Task statement
Gather, from the data below, each line in which the word "Знаки" occurs.

Data
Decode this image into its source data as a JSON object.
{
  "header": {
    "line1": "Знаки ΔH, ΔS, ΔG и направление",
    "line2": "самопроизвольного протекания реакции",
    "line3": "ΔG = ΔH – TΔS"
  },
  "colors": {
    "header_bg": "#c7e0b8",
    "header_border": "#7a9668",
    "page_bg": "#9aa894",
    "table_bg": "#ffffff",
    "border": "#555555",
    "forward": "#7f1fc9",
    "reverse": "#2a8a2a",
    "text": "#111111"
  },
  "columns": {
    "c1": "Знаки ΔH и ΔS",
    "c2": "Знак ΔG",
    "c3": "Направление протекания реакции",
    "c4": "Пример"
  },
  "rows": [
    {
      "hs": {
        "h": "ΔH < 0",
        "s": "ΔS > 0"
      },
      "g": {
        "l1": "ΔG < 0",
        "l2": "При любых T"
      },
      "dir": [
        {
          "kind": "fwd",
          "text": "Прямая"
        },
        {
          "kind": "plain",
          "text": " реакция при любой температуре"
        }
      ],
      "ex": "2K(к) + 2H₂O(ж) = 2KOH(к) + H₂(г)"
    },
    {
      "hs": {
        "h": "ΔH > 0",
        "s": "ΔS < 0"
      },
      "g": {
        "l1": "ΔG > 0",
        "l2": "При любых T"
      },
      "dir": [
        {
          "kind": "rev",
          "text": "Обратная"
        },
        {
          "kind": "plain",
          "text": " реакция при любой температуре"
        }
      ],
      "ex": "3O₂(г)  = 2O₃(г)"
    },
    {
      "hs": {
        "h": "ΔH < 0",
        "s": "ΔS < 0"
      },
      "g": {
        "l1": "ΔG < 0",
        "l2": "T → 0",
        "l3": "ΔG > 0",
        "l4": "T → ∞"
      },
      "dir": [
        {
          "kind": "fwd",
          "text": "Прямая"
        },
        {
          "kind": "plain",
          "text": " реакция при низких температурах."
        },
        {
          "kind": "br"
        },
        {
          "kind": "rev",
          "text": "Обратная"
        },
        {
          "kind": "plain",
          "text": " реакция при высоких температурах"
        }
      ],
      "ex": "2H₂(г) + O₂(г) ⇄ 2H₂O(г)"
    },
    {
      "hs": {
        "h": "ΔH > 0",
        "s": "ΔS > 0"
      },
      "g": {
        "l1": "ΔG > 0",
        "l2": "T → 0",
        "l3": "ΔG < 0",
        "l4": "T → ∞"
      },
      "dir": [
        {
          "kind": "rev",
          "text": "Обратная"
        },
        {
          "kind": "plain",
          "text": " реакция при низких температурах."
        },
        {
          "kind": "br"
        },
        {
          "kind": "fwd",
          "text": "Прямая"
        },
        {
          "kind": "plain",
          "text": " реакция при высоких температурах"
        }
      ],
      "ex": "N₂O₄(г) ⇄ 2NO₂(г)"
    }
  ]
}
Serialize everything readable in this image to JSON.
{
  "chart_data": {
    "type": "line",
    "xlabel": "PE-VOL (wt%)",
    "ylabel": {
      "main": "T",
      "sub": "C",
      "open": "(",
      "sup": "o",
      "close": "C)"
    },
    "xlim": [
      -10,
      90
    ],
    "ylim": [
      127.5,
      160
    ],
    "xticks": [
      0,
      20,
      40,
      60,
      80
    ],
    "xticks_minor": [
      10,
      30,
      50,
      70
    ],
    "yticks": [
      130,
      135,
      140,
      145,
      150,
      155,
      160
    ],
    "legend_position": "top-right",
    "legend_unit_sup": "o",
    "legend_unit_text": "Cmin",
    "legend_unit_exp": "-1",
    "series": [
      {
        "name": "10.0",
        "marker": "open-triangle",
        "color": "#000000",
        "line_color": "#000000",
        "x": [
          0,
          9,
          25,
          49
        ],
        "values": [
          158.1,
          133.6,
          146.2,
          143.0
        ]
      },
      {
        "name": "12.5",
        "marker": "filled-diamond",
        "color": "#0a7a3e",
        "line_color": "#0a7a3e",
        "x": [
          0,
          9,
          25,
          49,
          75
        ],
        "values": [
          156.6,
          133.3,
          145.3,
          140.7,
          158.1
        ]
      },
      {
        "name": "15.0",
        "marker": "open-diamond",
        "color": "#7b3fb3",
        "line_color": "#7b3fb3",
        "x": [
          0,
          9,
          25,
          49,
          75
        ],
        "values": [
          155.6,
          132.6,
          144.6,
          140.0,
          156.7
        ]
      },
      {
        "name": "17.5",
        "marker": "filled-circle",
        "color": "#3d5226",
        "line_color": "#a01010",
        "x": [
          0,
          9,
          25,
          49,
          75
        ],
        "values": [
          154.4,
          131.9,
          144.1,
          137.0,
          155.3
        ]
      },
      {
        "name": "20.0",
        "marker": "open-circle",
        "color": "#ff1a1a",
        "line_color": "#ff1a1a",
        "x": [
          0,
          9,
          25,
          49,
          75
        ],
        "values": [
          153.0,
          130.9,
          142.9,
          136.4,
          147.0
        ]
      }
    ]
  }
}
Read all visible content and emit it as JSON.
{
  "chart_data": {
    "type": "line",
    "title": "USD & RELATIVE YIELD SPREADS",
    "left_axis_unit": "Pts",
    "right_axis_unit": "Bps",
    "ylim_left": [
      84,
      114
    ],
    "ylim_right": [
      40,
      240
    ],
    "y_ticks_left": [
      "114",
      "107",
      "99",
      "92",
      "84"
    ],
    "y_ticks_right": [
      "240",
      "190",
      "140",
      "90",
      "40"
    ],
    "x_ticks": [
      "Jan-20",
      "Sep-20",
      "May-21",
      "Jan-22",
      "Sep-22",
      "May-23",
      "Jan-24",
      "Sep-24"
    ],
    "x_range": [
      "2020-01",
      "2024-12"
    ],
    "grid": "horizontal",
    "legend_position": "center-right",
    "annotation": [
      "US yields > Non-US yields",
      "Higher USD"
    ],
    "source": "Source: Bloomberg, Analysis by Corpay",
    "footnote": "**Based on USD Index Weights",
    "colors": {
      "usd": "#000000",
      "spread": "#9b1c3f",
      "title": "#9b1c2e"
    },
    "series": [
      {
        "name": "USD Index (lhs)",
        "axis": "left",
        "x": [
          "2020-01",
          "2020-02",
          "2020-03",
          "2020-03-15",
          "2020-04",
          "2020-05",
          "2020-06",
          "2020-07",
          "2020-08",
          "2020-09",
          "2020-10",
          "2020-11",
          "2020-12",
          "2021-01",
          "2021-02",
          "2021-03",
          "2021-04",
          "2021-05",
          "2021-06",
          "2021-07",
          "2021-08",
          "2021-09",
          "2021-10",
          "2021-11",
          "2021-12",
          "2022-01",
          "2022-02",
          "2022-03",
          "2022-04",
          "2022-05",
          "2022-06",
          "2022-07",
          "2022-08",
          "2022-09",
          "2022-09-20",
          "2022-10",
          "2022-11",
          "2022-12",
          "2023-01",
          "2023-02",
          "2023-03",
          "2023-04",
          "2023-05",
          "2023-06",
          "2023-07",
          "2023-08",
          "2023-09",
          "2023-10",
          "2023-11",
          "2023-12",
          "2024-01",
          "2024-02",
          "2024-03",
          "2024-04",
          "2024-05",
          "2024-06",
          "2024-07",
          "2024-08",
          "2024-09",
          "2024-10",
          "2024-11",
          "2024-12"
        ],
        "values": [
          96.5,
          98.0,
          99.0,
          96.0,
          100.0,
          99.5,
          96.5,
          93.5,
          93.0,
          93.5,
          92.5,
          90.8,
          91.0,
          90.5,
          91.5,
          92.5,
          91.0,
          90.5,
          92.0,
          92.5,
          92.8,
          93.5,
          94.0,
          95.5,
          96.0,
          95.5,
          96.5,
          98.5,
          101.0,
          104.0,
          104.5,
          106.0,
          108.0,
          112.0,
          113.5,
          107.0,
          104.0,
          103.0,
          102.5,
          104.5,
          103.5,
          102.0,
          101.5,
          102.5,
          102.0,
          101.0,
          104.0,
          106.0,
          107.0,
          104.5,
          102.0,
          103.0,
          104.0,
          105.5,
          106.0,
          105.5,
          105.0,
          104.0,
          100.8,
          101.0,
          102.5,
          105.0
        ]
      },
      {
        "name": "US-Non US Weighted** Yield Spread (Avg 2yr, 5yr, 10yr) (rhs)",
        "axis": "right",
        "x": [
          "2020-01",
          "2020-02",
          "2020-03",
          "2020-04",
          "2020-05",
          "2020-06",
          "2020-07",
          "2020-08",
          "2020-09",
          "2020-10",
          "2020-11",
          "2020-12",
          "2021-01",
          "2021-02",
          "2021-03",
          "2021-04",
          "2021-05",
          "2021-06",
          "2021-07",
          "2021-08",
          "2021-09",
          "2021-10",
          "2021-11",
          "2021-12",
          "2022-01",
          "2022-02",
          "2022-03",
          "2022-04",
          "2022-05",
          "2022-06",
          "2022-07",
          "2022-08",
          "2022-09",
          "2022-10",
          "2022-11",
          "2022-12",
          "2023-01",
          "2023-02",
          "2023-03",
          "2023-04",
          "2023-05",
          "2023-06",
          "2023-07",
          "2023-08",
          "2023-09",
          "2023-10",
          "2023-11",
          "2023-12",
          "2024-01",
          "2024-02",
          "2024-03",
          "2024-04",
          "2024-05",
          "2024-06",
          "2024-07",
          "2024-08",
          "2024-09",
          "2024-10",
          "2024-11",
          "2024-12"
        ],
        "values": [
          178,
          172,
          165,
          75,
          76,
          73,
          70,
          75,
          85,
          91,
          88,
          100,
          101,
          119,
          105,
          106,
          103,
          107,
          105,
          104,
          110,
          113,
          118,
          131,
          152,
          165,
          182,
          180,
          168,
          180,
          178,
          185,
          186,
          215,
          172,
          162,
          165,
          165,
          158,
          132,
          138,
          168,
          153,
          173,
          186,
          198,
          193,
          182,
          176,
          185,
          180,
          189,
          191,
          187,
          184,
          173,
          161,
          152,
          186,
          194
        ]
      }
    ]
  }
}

Final result
    "line1": "Знаки ΔH, ΔS, ΔG и направление",
    "c1": "Знаки ΔH и ΔS",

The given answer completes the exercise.